## Excerpt
.....

At City of Hope, where Brenner is the Alfred E Mann Family Foundation Chair in Diabetes and Cancer Metabolism, he plans to build on that success by once again being the first to ask fundamental questions.
 
He now heads a department that has never existed anywhere else, but is tailor-made for City of Hope and a perfect fit for Brenner’s knowledge and abilities.
 
He chairs the just-created Department of Diabetes & Cancer Metabolism. Its mission is to focus on the metabolic disturbances that underlie both diseases. There are more than most people think. It’s a natural step for City of Hope to take, given its 75-year track record in cancer and diabetes research, which includes discoveries on the mechanism of action of insulin, the development of recombinant insulin, humanized monoclonal antibodies and other breakthroughs.
 
So, how did Brenner come to leave his position as head of biochemistry at Iowa to take on this new endeavor?
 
How else …
 
He asked a question!
 
“I’d brought Charlie to City of Hope for a seminar,” said his new boss and old friend Debbie C. Thurmond, Ph.D., the Ruth B. & Robert K. Lanman Chair in Gene Regulation & Drug Discovery Research and director of the Diabetes & Metabolism Research Institute at City of Hope. As they chatted in her office, Brenner asked, “So what’s going on?” Thurmond described the new cancer/diabetes department about to be born. Brenner immediately agreed to be considered for the position of inaugural chair.
 
“We had four incredible candidates,” recalled Thurmond. “But Charlie really stood out, as a professor who could also be an effective leader and as a researcher that clinicians are excited to work with.”
 
He’s done it before. His old boss at Iowa remembers how Brenner took charge there.
 
“He knew he’d have to reach out,” recalled Rothman. “He totally embraced the institution and looked for people who could collaborate across departments. He built bridges that were never there before. He became a leader very quickly. He has great attitude, energy and vision.”

Raring to Go

Those qualities are wrapped up in Brenner’s hard-to-ignore personality: voluble, gregarious, funny, informal (everybody calls him Charlie) and super high-octane (“Inertia is not part of his character,” laughed Thurmond). A few weeks into his new job, Brenner is already reaching out to build his research team, as well as to recruit metabolism-focused faculty colleagues from other institutions. On Zoom calls scheduled as early as 6 a.m., he plans experiments and analyzes data with colleagues around the world. And he is taking steps to move several projects he brought with him past their initial phases into deeper mechanistic work and, in some cases, into randomized clinical trials.
 
He is so devoted to his work it’s surprising to learn that as late as college, Brenner hadn’t chosen a career direction.
 
“I was a biology major,” he remembered, “But I was also into history, political science, debate and theater.” Outside of school, he’d developed multiple interests. He cooks and enjoys music. He’s a fitness buff. He loves to work with his hands. He’s worked as a janitor and as a drill press operator.
 
So ultimately, how did he decide?
 
How else? He heard the right questions!
 
“A year after spending a summer running a four-spindle drill press, I stayed on campus to do summer research with a historian and a biologist. My history professor wanted me to look up citations for not fully remembered quotes, but my biology professor wanted me to figure out what makes a fruit fly male. I love working at the edge of what is known and expanding the known universe.”
 
Having created much excitement through his NR/NAD discoveries, Brenner can’t wait to take the next steps.
 
“Discovering the ways in which NAD comes under attack is fundamentally important for treating many diseases,” he said. “I am pleased that our lab is known not just for NR but for analyzing regulation and repair of metabolism throughout the NAD system.”
 
He believes City of Hope provides him with the perfect environment to do just that.
 
“City of Hope is a remarkable institution,” he said, “where doctors and researchers are highly committed and remarkably well resourced to provide for the betterment of the world. I’m delighted to be joining.”
 
Unsurprisingly, Nobel laureate Kornberg expects big things of Brenner.
 
“The best,” he said of his friend, “is yet to come!”

.....

## Source information
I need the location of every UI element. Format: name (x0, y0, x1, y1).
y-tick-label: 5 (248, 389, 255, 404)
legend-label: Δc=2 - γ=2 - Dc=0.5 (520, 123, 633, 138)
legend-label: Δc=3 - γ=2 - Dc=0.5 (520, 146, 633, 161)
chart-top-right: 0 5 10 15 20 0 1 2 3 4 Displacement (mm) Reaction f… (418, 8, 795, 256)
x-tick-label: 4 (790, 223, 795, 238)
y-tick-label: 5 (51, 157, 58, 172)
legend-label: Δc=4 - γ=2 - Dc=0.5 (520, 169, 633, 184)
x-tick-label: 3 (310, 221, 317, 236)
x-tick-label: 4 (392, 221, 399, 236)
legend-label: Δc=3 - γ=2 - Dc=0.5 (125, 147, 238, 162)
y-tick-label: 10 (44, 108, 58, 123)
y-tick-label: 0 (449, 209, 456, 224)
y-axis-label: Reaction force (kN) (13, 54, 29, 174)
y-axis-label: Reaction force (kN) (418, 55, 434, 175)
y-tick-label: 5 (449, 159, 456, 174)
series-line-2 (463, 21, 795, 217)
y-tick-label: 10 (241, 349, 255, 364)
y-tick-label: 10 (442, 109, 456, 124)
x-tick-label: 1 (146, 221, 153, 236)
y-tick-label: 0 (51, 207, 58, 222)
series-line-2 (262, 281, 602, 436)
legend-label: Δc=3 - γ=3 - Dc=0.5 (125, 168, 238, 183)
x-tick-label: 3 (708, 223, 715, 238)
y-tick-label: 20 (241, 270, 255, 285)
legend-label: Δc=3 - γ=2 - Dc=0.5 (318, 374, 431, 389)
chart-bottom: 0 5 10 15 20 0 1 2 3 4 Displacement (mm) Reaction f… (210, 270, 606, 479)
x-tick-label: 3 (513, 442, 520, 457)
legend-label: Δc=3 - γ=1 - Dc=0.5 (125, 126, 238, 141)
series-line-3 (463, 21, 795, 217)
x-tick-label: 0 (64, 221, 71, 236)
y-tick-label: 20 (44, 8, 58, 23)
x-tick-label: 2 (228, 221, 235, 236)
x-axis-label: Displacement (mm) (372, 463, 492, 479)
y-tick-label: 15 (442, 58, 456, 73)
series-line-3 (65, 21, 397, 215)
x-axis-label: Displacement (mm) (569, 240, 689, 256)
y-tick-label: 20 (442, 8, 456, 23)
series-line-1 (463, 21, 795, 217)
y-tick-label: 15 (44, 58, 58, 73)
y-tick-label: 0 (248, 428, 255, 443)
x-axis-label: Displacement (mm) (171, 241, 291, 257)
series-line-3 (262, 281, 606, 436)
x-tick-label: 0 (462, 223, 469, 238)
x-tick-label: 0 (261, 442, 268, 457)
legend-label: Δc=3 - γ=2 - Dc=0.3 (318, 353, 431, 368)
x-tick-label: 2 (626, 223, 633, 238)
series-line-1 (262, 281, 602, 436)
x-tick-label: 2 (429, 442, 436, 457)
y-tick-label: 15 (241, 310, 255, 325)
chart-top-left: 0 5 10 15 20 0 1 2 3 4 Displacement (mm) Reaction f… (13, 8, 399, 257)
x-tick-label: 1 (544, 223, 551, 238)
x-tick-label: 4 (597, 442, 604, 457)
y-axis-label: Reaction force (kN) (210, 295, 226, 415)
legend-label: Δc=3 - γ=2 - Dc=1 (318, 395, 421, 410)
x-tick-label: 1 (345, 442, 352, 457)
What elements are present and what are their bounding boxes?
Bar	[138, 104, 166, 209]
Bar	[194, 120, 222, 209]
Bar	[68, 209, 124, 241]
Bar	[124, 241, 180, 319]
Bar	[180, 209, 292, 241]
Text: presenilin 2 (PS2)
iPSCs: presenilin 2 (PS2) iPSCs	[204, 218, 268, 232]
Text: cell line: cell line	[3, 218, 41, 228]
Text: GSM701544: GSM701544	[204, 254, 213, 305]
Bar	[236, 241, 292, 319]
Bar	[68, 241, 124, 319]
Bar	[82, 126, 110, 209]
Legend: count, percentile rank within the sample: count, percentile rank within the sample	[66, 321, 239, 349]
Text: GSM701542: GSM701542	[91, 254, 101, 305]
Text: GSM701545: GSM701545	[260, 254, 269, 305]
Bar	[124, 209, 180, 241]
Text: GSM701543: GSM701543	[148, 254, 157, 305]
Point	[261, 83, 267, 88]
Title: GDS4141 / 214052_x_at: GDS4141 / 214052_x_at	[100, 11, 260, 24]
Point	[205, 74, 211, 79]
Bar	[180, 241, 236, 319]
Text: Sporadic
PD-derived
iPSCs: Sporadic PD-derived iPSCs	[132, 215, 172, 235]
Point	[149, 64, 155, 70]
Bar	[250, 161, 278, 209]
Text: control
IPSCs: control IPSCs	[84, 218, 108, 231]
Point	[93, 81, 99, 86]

.....

## Task details
Reproduce the stretch of the Brenner profile from "He now heads a department" through "this new endeavor?". The entries are separate material, unrelated to the Brenner profile.

## Completed task
He now heads a department that has never existed anywhere else, but is tailor-made for City of Hope and a perfect fit for Brenner’s knowledge and abilities.
 
He chairs the just-created Department of Diabetes & Cancer Metabolism. Its mission is to focus on the metabolic disturbances that underlie both diseases. There are more than most people think. It’s a natural step for City of Hope to take, given its 75-year track record in cancer and diabetes research, which includes discoveries on the mechanism of action of insulin, the development of recombinant insulin, humanized monoclonal antibodies and other breakthroughs.
 
So, how did Brenner come to leave his position as head of biochemistry at Iowa to take on this new endeavor?